[Stated goal]: Transcribe all of the records precisely as they are presented.

[Provided data]:
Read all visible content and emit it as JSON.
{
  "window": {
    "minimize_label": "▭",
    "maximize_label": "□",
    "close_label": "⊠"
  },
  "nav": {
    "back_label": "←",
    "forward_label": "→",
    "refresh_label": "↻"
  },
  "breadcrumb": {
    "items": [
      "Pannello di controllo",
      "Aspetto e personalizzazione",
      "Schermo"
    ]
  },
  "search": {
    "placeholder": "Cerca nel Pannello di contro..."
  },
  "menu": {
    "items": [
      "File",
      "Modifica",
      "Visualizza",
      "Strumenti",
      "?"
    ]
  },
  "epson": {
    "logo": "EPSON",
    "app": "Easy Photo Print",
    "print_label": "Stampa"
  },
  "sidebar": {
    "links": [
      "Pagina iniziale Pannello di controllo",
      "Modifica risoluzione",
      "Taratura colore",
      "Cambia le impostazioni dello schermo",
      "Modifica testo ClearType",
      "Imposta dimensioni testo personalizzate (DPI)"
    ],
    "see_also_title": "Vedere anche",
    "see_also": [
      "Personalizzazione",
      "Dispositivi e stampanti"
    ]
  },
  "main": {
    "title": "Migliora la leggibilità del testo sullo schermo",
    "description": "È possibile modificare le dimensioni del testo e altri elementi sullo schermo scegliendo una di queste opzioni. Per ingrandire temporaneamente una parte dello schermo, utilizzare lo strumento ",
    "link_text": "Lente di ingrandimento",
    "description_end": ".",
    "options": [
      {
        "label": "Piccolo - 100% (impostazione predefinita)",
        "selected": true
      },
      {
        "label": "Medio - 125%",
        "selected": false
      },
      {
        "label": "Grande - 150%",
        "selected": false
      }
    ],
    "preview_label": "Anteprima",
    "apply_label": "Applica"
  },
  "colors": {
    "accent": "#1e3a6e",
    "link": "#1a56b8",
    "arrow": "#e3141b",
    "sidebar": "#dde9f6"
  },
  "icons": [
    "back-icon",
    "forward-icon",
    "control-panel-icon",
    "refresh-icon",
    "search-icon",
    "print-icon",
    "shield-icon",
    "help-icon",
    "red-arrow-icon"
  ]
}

[The completed task]:
Read all visible content and emit it as JSON.
{
  "window": {
    "minimize_label": "▭",
    "maximize_label": "□",
    "close_label": "⊠"
  },
  "nav": {
    "back_label": "←",
    "forward_label": "→",
    "refresh_label": "↻"
  },
  "breadcrumb": {
    "items": [
      "Pannello di controllo",
      "Aspetto e personalizzazione",
      "Schermo"
    ]
  },
  "search": {
    "placeholder": "Cerca nel Pannello di contro..."
  },
  "menu": {
    "items": [
      "File",
      "Modifica",
      "Visualizza",
      "Strumenti",
      "?"
    ]
  },
  "epson": {
    "logo": "EPSON",
    "app": "Easy Photo Print",
    "print_label": "Stampa"
  },
  "sidebar": {
    "links": [
      "Pagina iniziale Pannello di controllo",
      "Modifica risoluzione",
      "Taratura colore",
      "Cambia le impostazioni dello schermo",
      "Modifica testo ClearType",
      "Imposta dimensioni testo personalizzate (DPI)"
    ],
    "see_also_title": "Vedere anche",
    "see_also": [
      "Personalizzazione",
      "Dispositivi e stampanti"
    ]
  },
  "main": {
    "title": "Migliora la leggibilità del testo sullo schermo",
    "description": "È possibile modificare le dimensioni del testo e altri elementi sullo schermo scegliendo una di queste opzioni. Per ingrandire temporaneamente una parte dello schermo, utilizzare lo strumento ",
    "link_text": "Lente di ingrandimento",
    "description_end": ".",
    "options": [
      {
        "label": "Piccolo - 100% (impostazione predefinita)",
        "selected": true
      },
      {
        "label": "Medio - 125%",
        "selected": false
      },
      {
        "label": "Grande - 150%",
        "selected": false
      }
    ],
    "preview_label": "Anteprima",
    "apply_label": "Applica"
  },
  "colors": {
    "accent": "#1e3a6e",
    "link": "#1a56b8",
    "arrow": "#e3141b",
    "sidebar": "#dde9f6"
  },
  "icons": [
    "back-icon",
    "forward-icon",
    "control-panel-icon",
    "refresh-icon",
    "search-icon",
    "print-icon",
    "shield-icon",
    "help-icon",
    "red-arrow-icon"
  ]
}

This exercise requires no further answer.